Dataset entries
┌──

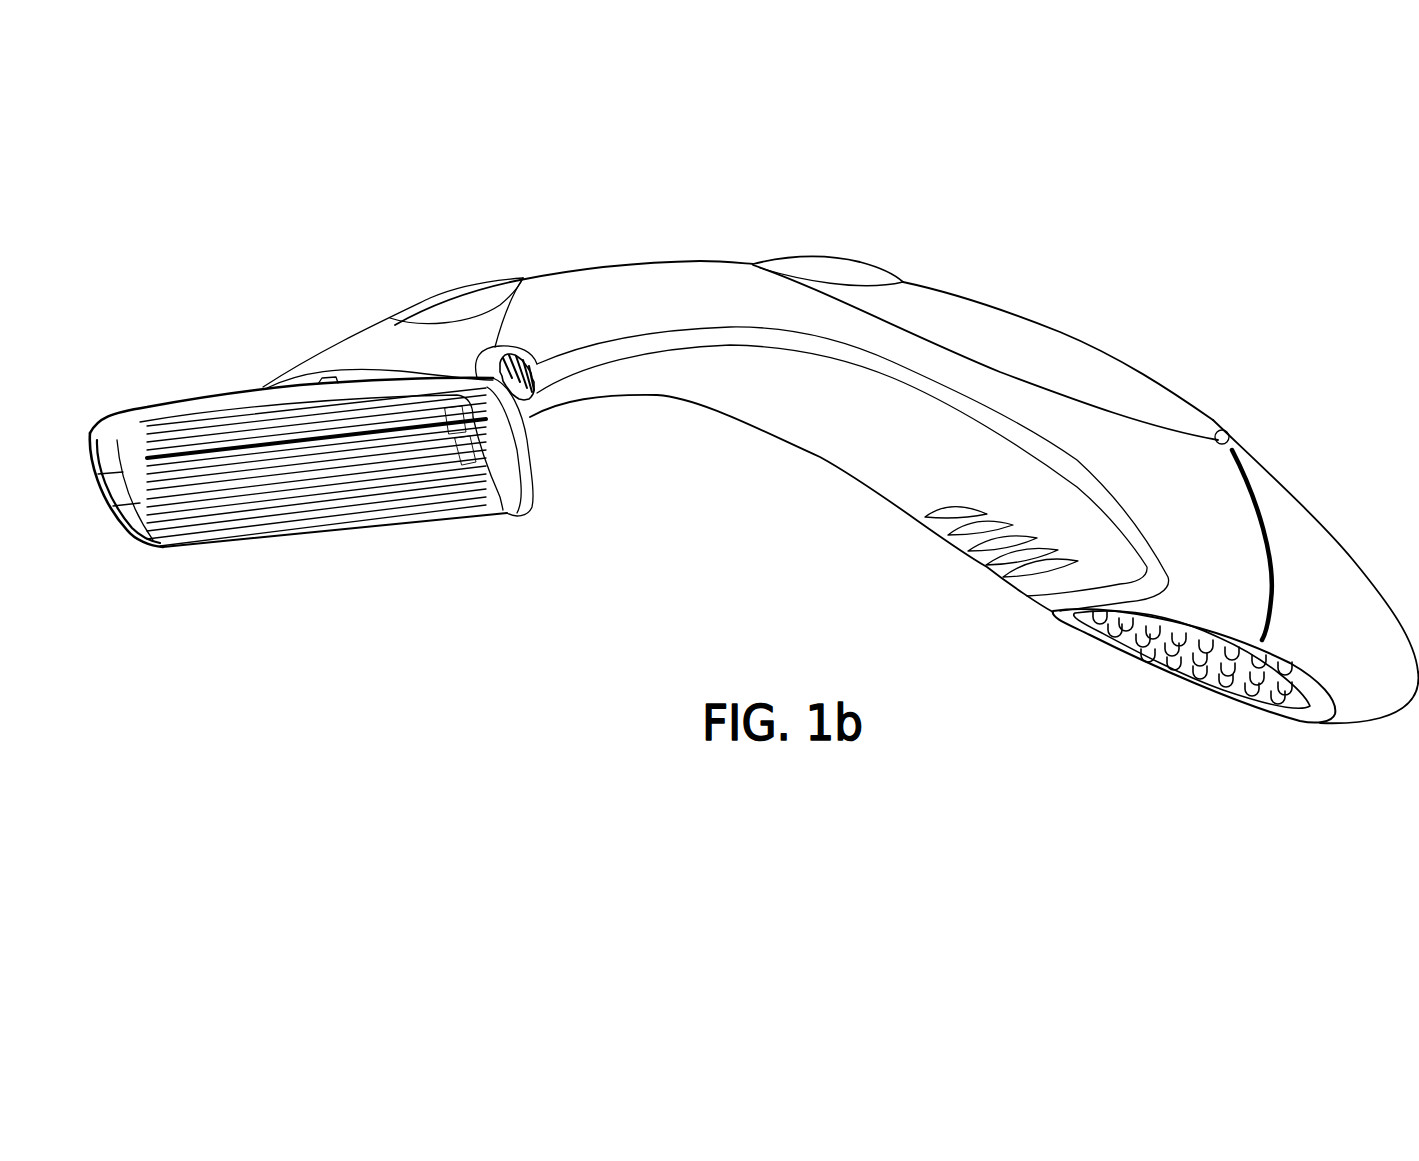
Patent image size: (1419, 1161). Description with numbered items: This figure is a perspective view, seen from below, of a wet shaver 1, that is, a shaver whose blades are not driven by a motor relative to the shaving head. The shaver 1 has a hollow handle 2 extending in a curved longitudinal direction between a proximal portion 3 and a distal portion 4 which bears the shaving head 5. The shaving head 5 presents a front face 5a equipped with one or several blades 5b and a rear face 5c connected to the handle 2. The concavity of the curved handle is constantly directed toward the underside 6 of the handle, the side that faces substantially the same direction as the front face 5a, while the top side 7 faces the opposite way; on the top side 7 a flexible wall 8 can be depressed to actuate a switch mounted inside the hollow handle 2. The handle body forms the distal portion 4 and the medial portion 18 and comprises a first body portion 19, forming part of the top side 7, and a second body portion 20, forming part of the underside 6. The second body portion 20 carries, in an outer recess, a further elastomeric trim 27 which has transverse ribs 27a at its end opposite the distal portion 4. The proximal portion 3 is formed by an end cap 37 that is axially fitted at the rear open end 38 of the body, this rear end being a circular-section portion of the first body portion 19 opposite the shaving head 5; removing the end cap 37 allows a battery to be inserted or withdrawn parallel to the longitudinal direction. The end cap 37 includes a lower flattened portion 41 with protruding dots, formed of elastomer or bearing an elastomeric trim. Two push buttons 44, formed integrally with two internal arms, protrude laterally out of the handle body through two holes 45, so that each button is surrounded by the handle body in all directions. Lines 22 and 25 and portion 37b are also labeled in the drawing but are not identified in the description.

The wet shaver 1 is at (240, 321).
The hollow handle 2 is at (1057, 664).
The proximal portion 3 is at (1363, 746).
The distal portion 4 is at (350, 355).
The shaving head 5 is at (543, 526).
The front face 5a is at (131, 557).
The blades 5b is at (300, 483).
The rear face 5c is at (193, 381).
The underside 6 is at (881, 467).
The top side 7 is at (1013, 291).
The flexible wall 8 is at (850, 262).
The medial portion 18 is at (799, 499).
The first body portion 19 is at (695, 272).
The second body portion 20 is at (730, 338).
The shell seam 22 is at (1080, 355).
The lens-shaped recess 25 is at (458, 293).
The elastomeric trim 27 is at (758, 400).
The transverse ribs 27a is at (1000, 578).
The end cap 37 is at (1313, 533).
The grip pad 37b is at (1273, 700).
The rear open end 38 is at (1257, 497).
The lower flattened portion 41 is at (1149, 676).
The push buttons 44 is at (527, 393).
The holes 45 is at (523, 278).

└──

=== Aim ===
Write out every line of the data above word for word, leaving out the pictures.

=== Right answer ===
Patent image size: (1419, 1161). Description with numbered items: This figure is a perspective view, seen from below, of a wet shaver 1, that is, a shaver whose blades are not driven by a motor relative to the shaving head. The shaver 1 has a hollow handle 2 extending in a curved longitudinal direction between a proximal portion 3 and a distal portion 4 which bears the shaving head 5. The shaving head 5 presents a front face 5a equipped with one or several blades 5b and a rear face 5c connected to the handle 2. The concavity of the curved handle is constantly directed toward the underside 6 of the handle, the side that faces substantially the same direction as the front face 5a, while the top side 7 faces the opposite way; on the top side 7 a flexible wall 8 can be depressed to actuate a switch mounted inside the hollow handle 2. The handle body forms the distal portion 4 and the medial portion 18 and comprises a first body portion 19, forming part of the top side 7, and a second body portion 20, forming part of the underside 6. The second body portion 20 carries, in an outer recess, a further elastomeric trim 27 which has transverse ribs 27a at its end opposite the distal portion 4. The proximal portion 3 is formed by an end cap 37 that is axially fitted at the rear open end 38 of the body, this rear end being a circular-section portion of the first body portion 19 opposite the shaving head 5; removing the end cap 37 allows a battery to be inserted or withdrawn parallel to the longitudinal direction. The end cap 37 includes a lower flattened portion 41 with protruding dots, formed of elastomer or bearing an elastomeric trim. Two push buttons 44, formed integrally with two internal arms, protrude laterally out of the handle body through two holes 45, so that each button is surrounded by the handle body in all directions. Lines 22 and 25 and portion 37b are also labeled in the drawing but are not identified in the description.

The wet shaver 1 is at (240, 321).
The hollow handle 2 is at (1057, 664).
The proximal portion 3 is at (1363, 746).
The distal portion 4 is at (350, 355).
The shaving head 5 is at (543, 526).
The front face 5a is at (131, 557).
The blades 5b is at (300, 483).
The rear face 5c is at (193, 381).
The underside 6 is at (881, 467).
The top side 7 is at (1013, 291).
The flexible wall 8 is at (850, 262).
The medial portion 18 is at (799, 499).
The first body portion 19 is at (695, 272).
The second body portion 20 is at (730, 338).
The shell seam 22 is at (1080, 355).
The lens-shaped recess 25 is at (458, 293).
The elastomeric trim 27 is at (758, 400).
The transverse ribs 27a is at (1000, 578).
The end cap 37 is at (1313, 533).
The grip pad 37b is at (1273, 700).
The rear open end 38 is at (1257, 497).
The lower flattened portion 41 is at (1149, 676).
The push buttons 44 is at (527, 393).
The holes 45 is at (523, 278).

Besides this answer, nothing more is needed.